§ What you need to do
Return every record below exactly as written, but leave out the pictures.

§ Data section

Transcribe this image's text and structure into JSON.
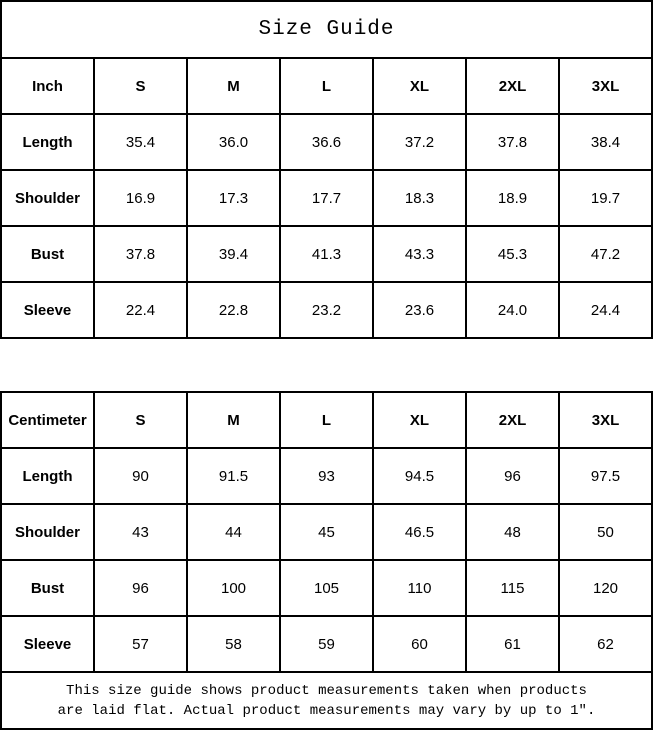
{
  "title": "Size Guide",
  "chart_data": [
    {
      "type": "table",
      "unit_label": "Inch",
      "sizes": [
        "S",
        "M",
        "L",
        "XL",
        "2XL",
        "3XL"
      ],
      "rows": [
        {
          "label": "Length",
          "values": [
            "35.4",
            "36.0",
            "36.6",
            "37.2",
            "37.8",
            "38.4"
          ]
        },
        {
          "label": "Shoulder",
          "values": [
            "16.9",
            "17.3",
            "17.7",
            "18.3",
            "18.9",
            "19.7"
          ]
        },
        {
          "label": "Bust",
          "values": [
            "37.8",
            "39.4",
            "41.3",
            "43.3",
            "45.3",
            "47.2"
          ]
        },
        {
          "label": "Sleeve",
          "values": [
            "22.4",
            "22.8",
            "23.2",
            "23.6",
            "24.0",
            "24.4"
          ]
        }
      ]
    },
    {
      "type": "table",
      "unit_label": "Centimeter",
      "sizes": [
        "S",
        "M",
        "L",
        "XL",
        "2XL",
        "3XL"
      ],
      "rows": [
        {
          "label": "Length",
          "values": [
            "90",
            "91.5",
            "93",
            "94.5",
            "96",
            "97.5"
          ]
        },
        {
          "label": "Shoulder",
          "values": [
            "43",
            "44",
            "45",
            "46.5",
            "48",
            "50"
          ]
        },
        {
          "label": "Bust",
          "values": [
            "96",
            "100",
            "105",
            "110",
            "115",
            "120"
          ]
        },
        {
          "label": "Sleeve",
          "values": [
            "57",
            "58",
            "59",
            "60",
            "61",
            "62"
          ]
        }
      ]
    }
  ],
  "footer": {
    "line1": "This size guide shows product measurements taken when products",
    "line2": "are laid flat. Actual product measurements may vary by up to 1″."
  }
}
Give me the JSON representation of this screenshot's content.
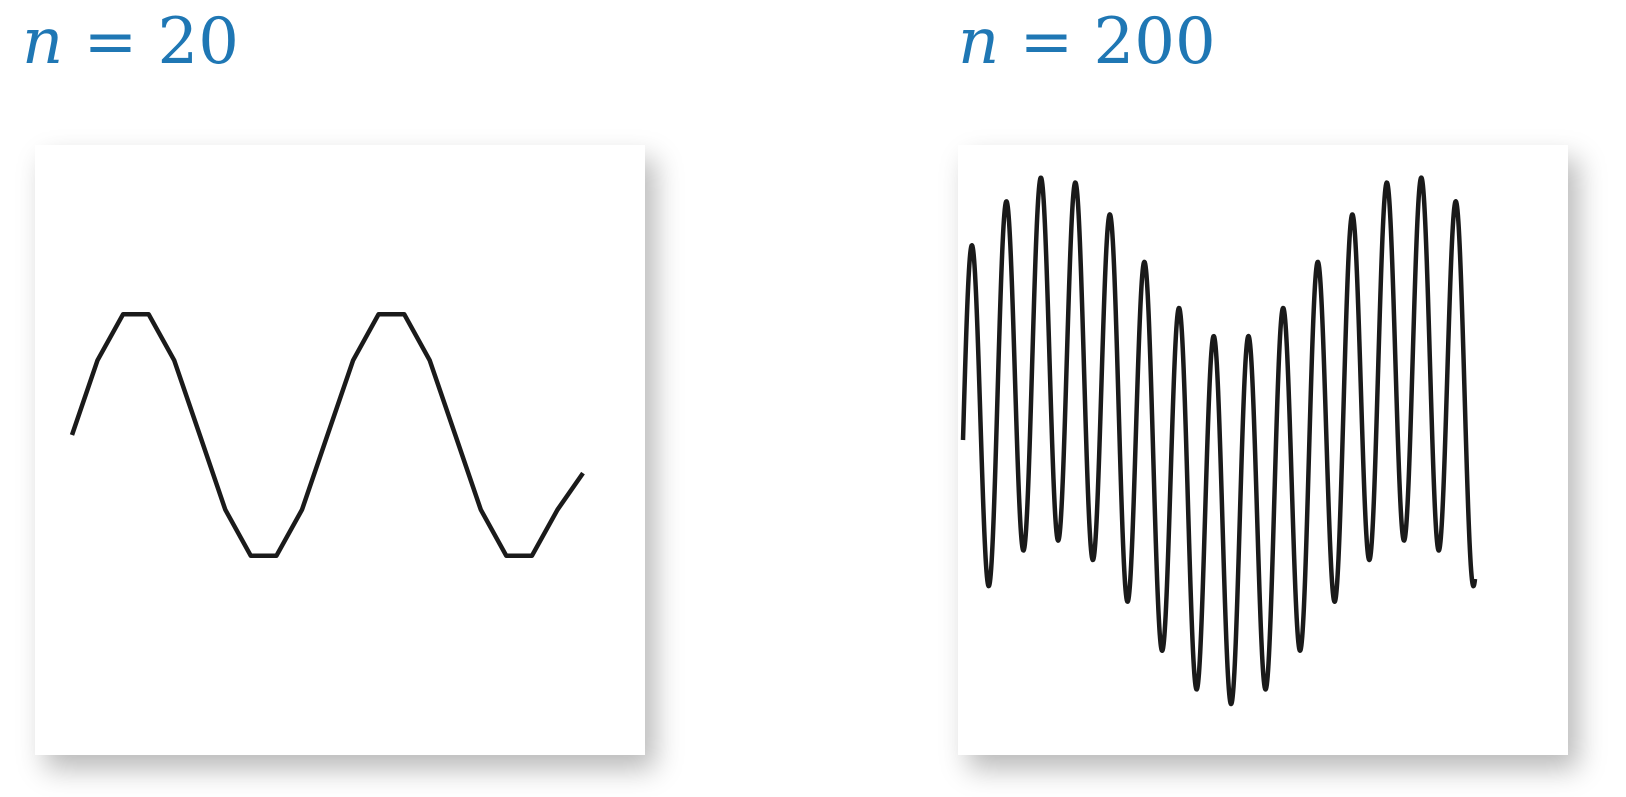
{
  "chart_data": [
    {
      "type": "line",
      "title_var": "n",
      "title_rest": " = 20",
      "n": 20,
      "grid": false,
      "axes_visible": false,
      "x": [
        0,
        1,
        2,
        3,
        4,
        5,
        6,
        7,
        8,
        9,
        10,
        11,
        12,
        13,
        14,
        15,
        16,
        17,
        18,
        19,
        20
      ],
      "y": [
        0,
        0.588,
        0.951,
        0.951,
        0.588,
        0,
        -0.588,
        -0.951,
        -0.951,
        -0.588,
        0,
        0.588,
        0.951,
        0.951,
        0.588,
        0,
        -0.588,
        -0.951,
        -0.951,
        -0.588,
        -0.3
      ],
      "series": [
        {
          "values": [
            0,
            0.588,
            0.951,
            0.951,
            0.588,
            0,
            -0.588,
            -0.951,
            -0.951,
            -0.588,
            0,
            0.588,
            0.951,
            0.951,
            0.588,
            0,
            -0.588,
            -0.951,
            -0.951,
            -0.588,
            -0.3
          ],
          "color": "#1a1a1a"
        }
      ]
    },
    {
      "type": "line",
      "title_var": "n",
      "title_rest": " = 200",
      "n": 200,
      "grid": false,
      "axes_visible": false,
      "x_range": [
        0,
        10
      ],
      "y_range": [
        -1.4,
        1.4
      ],
      "series": [
        {
          "color": "#1a1a1a"
        }
      ]
    }
  ]
}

§ Output
Transcribe this image's text and structure into JSON.
{
  "title": "Size Guide",
  "chart_data": [
    {
      "type": "table",
      "unit_label": "Inch",
      "sizes": [
        "S",
        "M",
        "L",
        "XL",
        "2XL",
        "3XL"
      ],
      "rows": [
        {
          "label": "Length",
          "values": [
            "35.4",
            "36.0",
            "36.6",
            "37.2",
            "37.8",
            "38.4"
          ]
        },
        {
          "label": "Shoulder",
          "values": [
            "16.9",
            "17.3",
            "17.7",
            "18.3",
            "18.9",
            "19.7"
          ]
        },
        {
          "label": "Bust",
          "values": [
            "37.8",
            "39.4",
            "41.3",
            "43.3",
            "45.3",
            "47.2"
          ]
        },
        {
          "label": "Sleeve",
          "values": [
            "22.4",
            "22.8",
            "23.2",
            "23.6",
            "24.0",
            "24.4"
          ]
        }
      ]
    },
    {
      "type": "table",
      "unit_label": "Centimeter",
      "sizes": [
        "S",
        "M",
        "L",
        "XL",
        "2XL",
        "3XL"
      ],
      "rows": [
        {
          "label": "Length",
          "values": [
            "90",
            "91.5",
            "93",
            "94.5",
            "96",
            "97.5"
          ]
        },
        {
          "label": "Shoulder",
          "values": [
            "43",
            "44",
            "45",
            "46.5",
            "48",
            "50"
          ]
        },
        {
          "label": "Bust",
          "values": [
            "96",
            "100",
            "105",
            "110",
            "115",
            "120"
          ]
        },
        {
          "label": "Sleeve",
          "values": [
            "57",
            "58",
            "59",
            "60",
            "61",
            "62"
          ]
        }
      ]
    }
  ],
  "footer": {
    "line1": "This size guide shows product measurements taken when products",
    "line2": "are laid flat. Actual product measurements may vary by up to 1″."
  }
}
Give me the JSON representation of this screenshot's content.
{
  "chart_data": [
    {
      "type": "line",
      "title_var": "n",
      "title_rest": " = 20",
      "n": 20,
      "grid": false,
      "axes_visible": false,
      "x": [
        0,
        1,
        2,
        3,
        4,
        5,
        6,
        7,
        8,
        9,
        10,
        11,
        12,
        13,
        14,
        15,
        16,
        17,
        18,
        19,
        20
      ],
      "y": [
        0,
        0.588,
        0.951,
        0.951,
        0.588,
        0,
        -0.588,
        -0.951,
        -0.951,
        -0.588,
        0,
        0.588,
        0.951,
        0.951,
        0.588,
        0,
        -0.588,
        -0.951,
        -0.951,
        -0.588,
        -0.3
      ],
      "series": [
        {
          "values": [
            0,
            0.588,
            0.951,
            0.951,
            0.588,
            0,
            -0.588,
            -0.951,
            -0.951,
            -0.588,
            0,
            0.588,
            0.951,
            0.951,
            0.588,
            0,
            -0.588,
            -0.951,
            -0.951,
            -0.588,
            -0.3
          ],
          "color": "#1a1a1a"
        }
      ]
    },
    {
      "type": "line",
      "title_var": "n",
      "title_rest": " = 200",
      "n": 200,
      "grid": false,
      "axes_visible": false,
      "x_range": [
        0,
        10
      ],
      "y_range": [
        -1.4,
        1.4
      ],
      "series": [
        {
          "color": "#1a1a1a"
        }
      ]
    }
  ]
}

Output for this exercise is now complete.